---- Supplied data

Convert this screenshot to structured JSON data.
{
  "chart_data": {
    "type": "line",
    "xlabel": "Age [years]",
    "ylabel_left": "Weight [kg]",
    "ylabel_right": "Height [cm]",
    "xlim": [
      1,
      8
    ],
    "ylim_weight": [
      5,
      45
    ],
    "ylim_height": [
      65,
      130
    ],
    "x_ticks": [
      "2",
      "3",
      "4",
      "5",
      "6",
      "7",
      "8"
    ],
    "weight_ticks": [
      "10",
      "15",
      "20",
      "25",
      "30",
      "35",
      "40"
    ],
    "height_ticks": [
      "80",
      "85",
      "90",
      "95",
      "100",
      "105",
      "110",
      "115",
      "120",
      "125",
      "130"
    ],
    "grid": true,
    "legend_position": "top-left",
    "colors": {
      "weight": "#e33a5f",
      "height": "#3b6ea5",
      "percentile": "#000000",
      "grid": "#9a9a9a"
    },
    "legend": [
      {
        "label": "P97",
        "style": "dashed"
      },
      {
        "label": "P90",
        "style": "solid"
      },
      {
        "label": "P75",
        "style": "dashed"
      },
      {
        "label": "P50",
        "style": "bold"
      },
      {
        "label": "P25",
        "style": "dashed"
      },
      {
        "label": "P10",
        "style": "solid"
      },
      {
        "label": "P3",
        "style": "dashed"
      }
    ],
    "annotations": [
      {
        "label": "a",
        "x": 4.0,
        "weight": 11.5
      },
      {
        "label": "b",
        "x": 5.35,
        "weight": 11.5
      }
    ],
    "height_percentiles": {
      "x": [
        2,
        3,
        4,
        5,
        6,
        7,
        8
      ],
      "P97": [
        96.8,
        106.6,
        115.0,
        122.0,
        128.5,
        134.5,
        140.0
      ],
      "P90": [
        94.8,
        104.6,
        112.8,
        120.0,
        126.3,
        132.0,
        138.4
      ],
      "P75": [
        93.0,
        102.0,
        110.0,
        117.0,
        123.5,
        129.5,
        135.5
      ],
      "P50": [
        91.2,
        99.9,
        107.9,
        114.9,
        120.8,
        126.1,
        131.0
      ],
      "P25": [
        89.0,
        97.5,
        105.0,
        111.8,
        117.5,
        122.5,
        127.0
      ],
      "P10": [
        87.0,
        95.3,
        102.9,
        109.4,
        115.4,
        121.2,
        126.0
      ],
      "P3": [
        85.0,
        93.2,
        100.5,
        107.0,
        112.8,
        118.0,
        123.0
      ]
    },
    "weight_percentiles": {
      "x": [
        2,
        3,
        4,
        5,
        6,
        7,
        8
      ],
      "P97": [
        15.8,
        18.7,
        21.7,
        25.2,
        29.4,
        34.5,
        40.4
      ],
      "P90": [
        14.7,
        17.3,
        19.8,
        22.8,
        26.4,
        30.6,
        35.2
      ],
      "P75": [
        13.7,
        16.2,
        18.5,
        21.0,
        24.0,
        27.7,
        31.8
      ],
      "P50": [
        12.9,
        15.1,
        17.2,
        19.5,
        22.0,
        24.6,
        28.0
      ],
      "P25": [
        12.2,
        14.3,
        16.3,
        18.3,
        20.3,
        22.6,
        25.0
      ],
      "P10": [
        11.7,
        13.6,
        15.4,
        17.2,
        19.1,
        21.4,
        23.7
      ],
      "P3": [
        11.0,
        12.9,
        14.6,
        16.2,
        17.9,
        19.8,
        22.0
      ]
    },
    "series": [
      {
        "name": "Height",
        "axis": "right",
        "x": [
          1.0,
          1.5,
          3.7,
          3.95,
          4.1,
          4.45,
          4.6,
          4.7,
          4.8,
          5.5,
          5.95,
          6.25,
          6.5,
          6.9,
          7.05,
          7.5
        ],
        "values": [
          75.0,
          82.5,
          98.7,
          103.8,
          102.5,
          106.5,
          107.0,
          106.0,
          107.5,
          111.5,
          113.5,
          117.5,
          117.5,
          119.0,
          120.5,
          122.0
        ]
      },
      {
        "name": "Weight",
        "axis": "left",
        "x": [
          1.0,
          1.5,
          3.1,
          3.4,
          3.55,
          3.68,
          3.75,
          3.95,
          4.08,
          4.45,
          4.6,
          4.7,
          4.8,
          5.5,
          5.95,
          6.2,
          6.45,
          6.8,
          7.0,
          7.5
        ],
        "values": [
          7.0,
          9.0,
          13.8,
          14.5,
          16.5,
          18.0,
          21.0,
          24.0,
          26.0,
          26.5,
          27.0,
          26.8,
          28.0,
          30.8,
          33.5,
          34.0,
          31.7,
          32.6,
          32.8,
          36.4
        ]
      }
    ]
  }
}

--------

Your task:
Your task is to quote all of the data word for word.

Response for this exercise:
Convert this screenshot to structured JSON data.
{
  "chart_data": {
    "type": "line",
    "xlabel": "Age [years]",
    "ylabel_left": "Weight [kg]",
    "ylabel_right": "Height [cm]",
    "xlim": [
      1,
      8
    ],
    "ylim_weight": [
      5,
      45
    ],
    "ylim_height": [
      65,
      130
    ],
    "x_ticks": [
      "2",
      "3",
      "4",
      "5",
      "6",
      "7",
      "8"
    ],
    "weight_ticks": [
      "10",
      "15",
      "20",
      "25",
      "30",
      "35",
      "40"
    ],
    "height_ticks": [
      "80",
      "85",
      "90",
      "95",
      "100",
      "105",
      "110",
      "115",
      "120",
      "125",
      "130"
    ],
    "grid": true,
    "legend_position": "top-left",
    "colors": {
      "weight": "#e33a5f",
      "height": "#3b6ea5",
      "percentile": "#000000",
      "grid": "#9a9a9a"
    },
    "legend": [
      {
        "label": "P97",
        "style": "dashed"
      },
      {
        "label": "P90",
        "style": "solid"
      },
      {
        "label": "P75",
        "style": "dashed"
      },
      {
        "label": "P50",
        "style": "bold"
      },
      {
        "label": "P25",
        "style": "dashed"
      },
      {
        "label": "P10",
        "style": "solid"
      },
      {
        "label": "P3",
        "style": "dashed"
      }
    ],
    "annotations": [
      {
        "label": "a",
        "x": 4.0,
        "weight": 11.5
      },
      {
        "label": "b",
        "x": 5.35,
        "weight": 11.5
      }
    ],
    "height_percentiles": {
      "x": [
        2,
        3,
        4,
        5,
        6,
        7,
        8
      ],
      "P97": [
        96.8,
        106.6,
        115.0,
        122.0,
        128.5,
        134.5,
        140.0
      ],
      "P90": [
        94.8,
        104.6,
        112.8,
        120.0,
        126.3,
        132.0,
        138.4
      ],
      "P75": [
        93.0,
        102.0,
        110.0,
        117.0,
        123.5,
        129.5,
        135.5
      ],
      "P50": [
        91.2,
        99.9,
        107.9,
        114.9,
        120.8,
        126.1,
        131.0
      ],
      "P25": [
        89.0,
        97.5,
        105.0,
        111.8,
        117.5,
        122.5,
        127.0
      ],
      "P10": [
        87.0,
        95.3,
        102.9,
        109.4,
        115.4,
        121.2,
        126.0
      ],
      "P3": [
        85.0,
        93.2,
        100.5,
        107.0,
        112.8,
        118.0,
        123.0
      ]
    },
    "weight_percentiles": {
      "x": [
        2,
        3,
        4,
        5,
        6,
        7,
        8
      ],
      "P97": [
        15.8,
        18.7,
        21.7,
        25.2,
        29.4,
        34.5,
        40.4
      ],
      "P90": [
        14.7,
        17.3,
        19.8,
        22.8,
        26.4,
        30.6,
        35.2
      ],
      "P75": [
        13.7,
        16.2,
        18.5,
        21.0,
        24.0,
        27.7,
        31.8
      ],
      "P50": [
        12.9,
        15.1,
        17.2,
        19.5,
        22.0,
        24.6,
        28.0
      ],
      "P25": [
        12.2,
        14.3,
        16.3,
        18.3,
        20.3,
        22.6,
        25.0
      ],
      "P10": [
        11.7,
        13.6,
        15.4,
        17.2,
        19.1,
        21.4,
        23.7
      ],
      "P3": [
        11.0,
        12.9,
        14.6,
        16.2,
        17.9,
        19.8,
        22.0
      ]
    },
    "series": [
      {
        "name": "Height",
        "axis": "right",
        "x": [
          1.0,
          1.5,
          3.7,
          3.95,
          4.1,
          4.45,
          4.6,
          4.7,
          4.8,
          5.5,
          5.95,
          6.25,
          6.5,
          6.9,
          7.05,
          7.5
        ],
        "values": [
          75.0,
          82.5,
          98.7,
          103.8,
          102.5,
          106.5,
          107.0,
          106.0,
          107.5,
          111.5,
          113.5,
          117.5,
          117.5,
          119.0,
          120.5,
          122.0
        ]
      },
      {
        "name": "Weight",
        "axis": "left",
        "x": [
          1.0,
          1.5,
          3.1,
          3.4,
          3.55,
          3.68,
          3.75,
          3.95,
          4.08,
          4.45,
          4.6,
          4.7,
          4.8,
          5.5,
          5.95,
          6.2,
          6.45,
          6.8,
          7.0,
          7.5
        ],
        "values": [
          7.0,
          9.0,
          13.8,
          14.5,
          16.5,
          18.0,
          21.0,
          24.0,
          26.0,
          26.5,
          27.0,
          26.8,
          28.0,
          30.8,
          33.5,
          34.0,
          31.7,
          32.6,
          32.8,
          36.4
        ]
      }
    ]
  }
}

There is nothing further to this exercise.